> [To do] Return each line of the listing below, unchanged, and omit the images.
=====
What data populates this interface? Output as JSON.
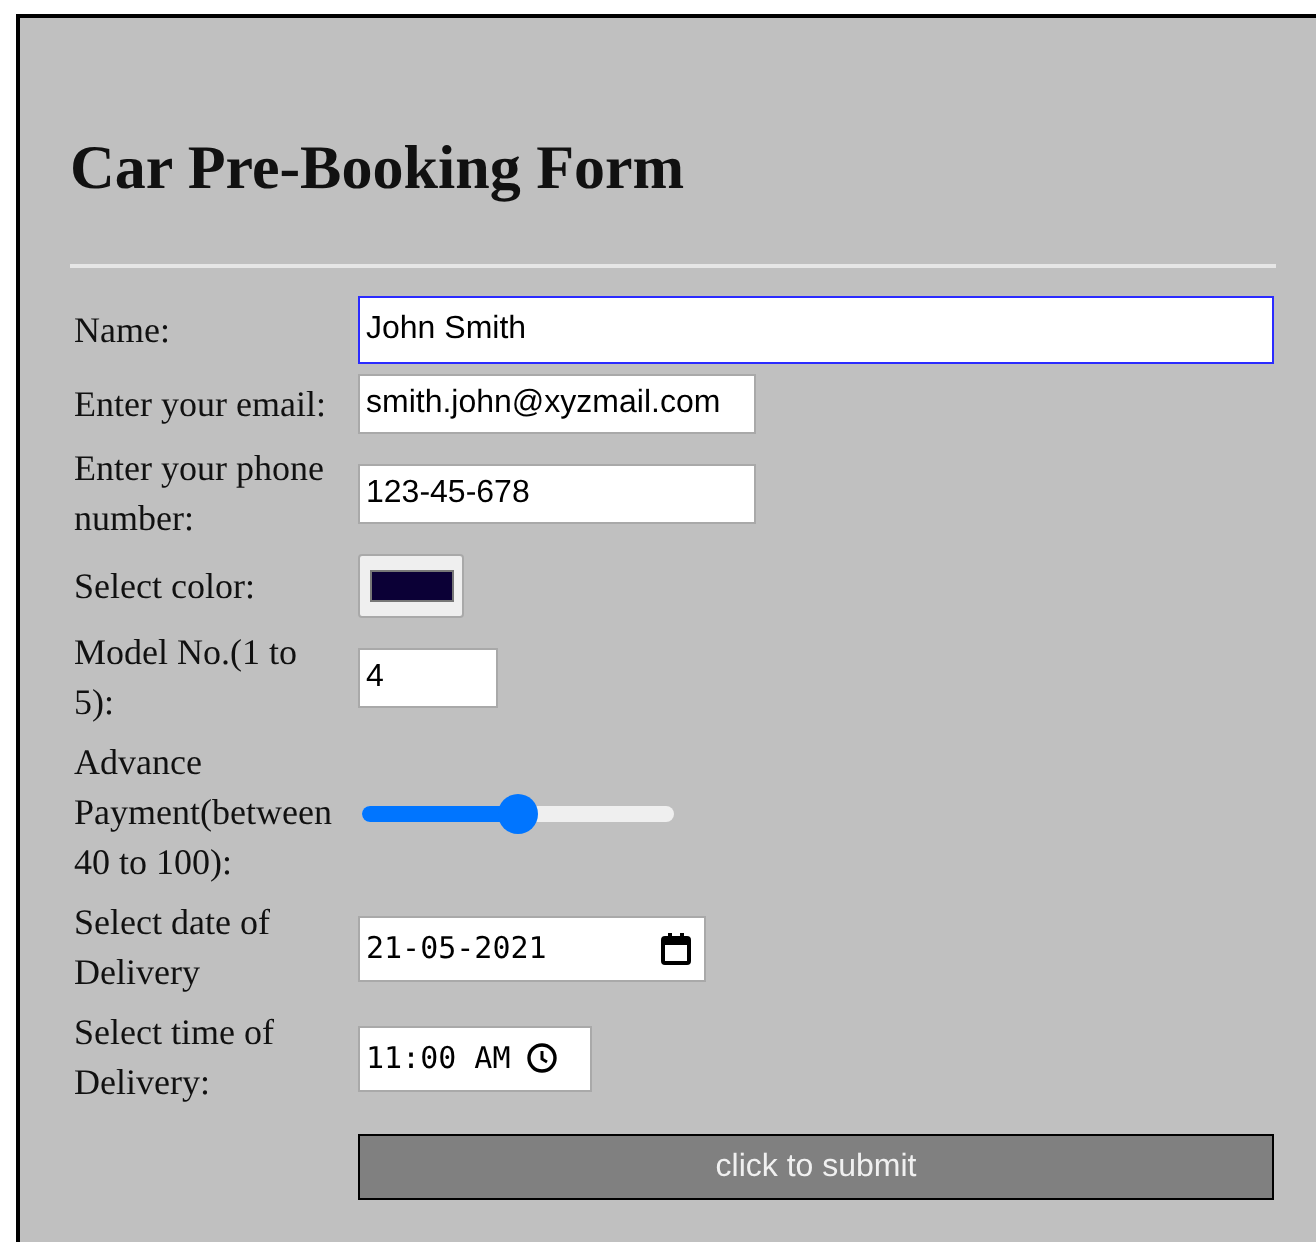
{
  "title": "Car Pre-Booking Form",
  "fields": [
    {
      "kind": "text",
      "label": "Name:",
      "value": "John Smith",
      "focused": true
    },
    {
      "kind": "text",
      "label": "Enter your email:",
      "value": "smith.john@xyzmail.com",
      "focused": false
    },
    {
      "kind": "text",
      "label": "Enter your phone number:",
      "value": "123-45-678",
      "focused": false
    },
    {
      "kind": "color",
      "label": "Select color:",
      "color": "#0b0036",
      "focused": false
    },
    {
      "kind": "number",
      "label": "Model No.(1 to 5):",
      "value": "4",
      "focused": false
    },
    {
      "kind": "range",
      "label": "Advance Payment(between 40 to 100):",
      "level": 0.5,
      "focused": false
    },
    {
      "kind": "date",
      "label": "Select date of Delivery",
      "value": "21-05-2021",
      "focused": false
    },
    {
      "kind": "time",
      "label": "Select time of Delivery:",
      "value": "11:00 AM",
      "focused": false
    }
  ],
  "submit": "click to submit"
}
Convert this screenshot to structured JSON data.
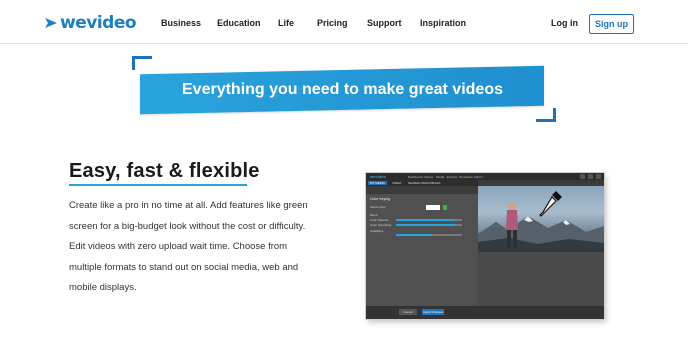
{
  "nav": {
    "logo_text": "wevideo",
    "links": [
      "Business",
      "Education",
      "Life",
      "Pricing",
      "Support",
      "Inspiration"
    ],
    "login_label": "Log in",
    "signup_label": "Sign up"
  },
  "banner": {
    "text": "Everything you need to make great videos"
  },
  "feature": {
    "heading": "Easy, fast & flexible",
    "lines": [
      "Create like a pro in no time at all. Add features like green",
      "screen for a big-budget look without the cost or difficulty.",
      "Edit videos with zero upload wait time. Choose from",
      "multiple formats to stand out on social media, web and",
      "mobile displays."
    ]
  },
  "mock_app": {
    "logo": "wevideo",
    "menu": [
      "Dashboard",
      "Videos",
      "Media",
      "Explore",
      "Templates",
      "Admin"
    ],
    "tabs": [
      "MY MEDIA",
      "VIDEO",
      "SHARED RESOURCES"
    ],
    "panel_title": "Color Keying",
    "labels": [
      "Select color",
      "Blend",
      "Color Balance",
      "Color Sensitivity",
      "Spill/Edge"
    ],
    "slider_levels": [
      0.9,
      0.9,
      0.55
    ],
    "cancel_label": "Cancel",
    "apply_label": "Apply Changes"
  },
  "colors": {
    "brand_blue": "#1e73b8",
    "banner_blue": "#2aa3dc",
    "text_dark": "#222222"
  }
}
=====
> [Solution to this problem]
What data populates this interface? Output as JSON.
{
  "title": "Car Pre-Booking Form",
  "fields": [
    {
      "kind": "text",
      "label": "Name:",
      "value": "John Smith",
      "focused": true
    },
    {
      "kind": "text",
      "label": "Enter your email:",
      "value": "smith.john@xyzmail.com",
      "focused": false
    },
    {
      "kind": "text",
      "label": "Enter your phone number:",
      "value": "123-45-678",
      "focused": false
    },
    {
      "kind": "color",
      "label": "Select color:",
      "color": "#0b0036",
      "focused": false
    },
    {
      "kind": "number",
      "label": "Model No.(1 to 5):",
      "value": "4",
      "focused": false
    },
    {
      "kind": "range",
      "label": "Advance Payment(between 40 to 100):",
      "level": 0.5,
      "focused": false
    },
    {
      "kind": "date",
      "label": "Select date of Delivery",
      "value": "21-05-2021",
      "focused": false
    },
    {
      "kind": "time",
      "label": "Select time of Delivery:",
      "value": "11:00 AM",
      "focused": false
    }
  ],
  "submit": "click to submit"
}
Convert this screenshot to structured JSON data.
{
  "nav": {
    "logo_text": "wevideo",
    "links": [
      "Business",
      "Education",
      "Life",
      "Pricing",
      "Support",
      "Inspiration"
    ],
    "login_label": "Log in",
    "signup_label": "Sign up"
  },
  "banner": {
    "text": "Everything you need to make great videos"
  },
  "feature": {
    "heading": "Easy, fast & flexible",
    "lines": [
      "Create like a pro in no time at all. Add features like green",
      "screen for a big-budget look without the cost or difficulty.",
      "Edit videos with zero upload wait time. Choose from",
      "multiple formats to stand out on social media, web and",
      "mobile displays."
    ]
  },
  "mock_app": {
    "logo": "wevideo",
    "menu": [
      "Dashboard",
      "Videos",
      "Media",
      "Explore",
      "Templates",
      "Admin"
    ],
    "tabs": [
      "MY MEDIA",
      "VIDEO",
      "SHARED RESOURCES"
    ],
    "panel_title": "Color Keying",
    "labels": [
      "Select color",
      "Blend",
      "Color Balance",
      "Color Sensitivity",
      "Spill/Edge"
    ],
    "slider_levels": [
      0.9,
      0.9,
      0.55
    ],
    "cancel_label": "Cancel",
    "apply_label": "Apply Changes"
  },
  "colors": {
    "brand_blue": "#1e73b8",
    "banner_blue": "#2aa3dc",
    "text_dark": "#222222"
  }
}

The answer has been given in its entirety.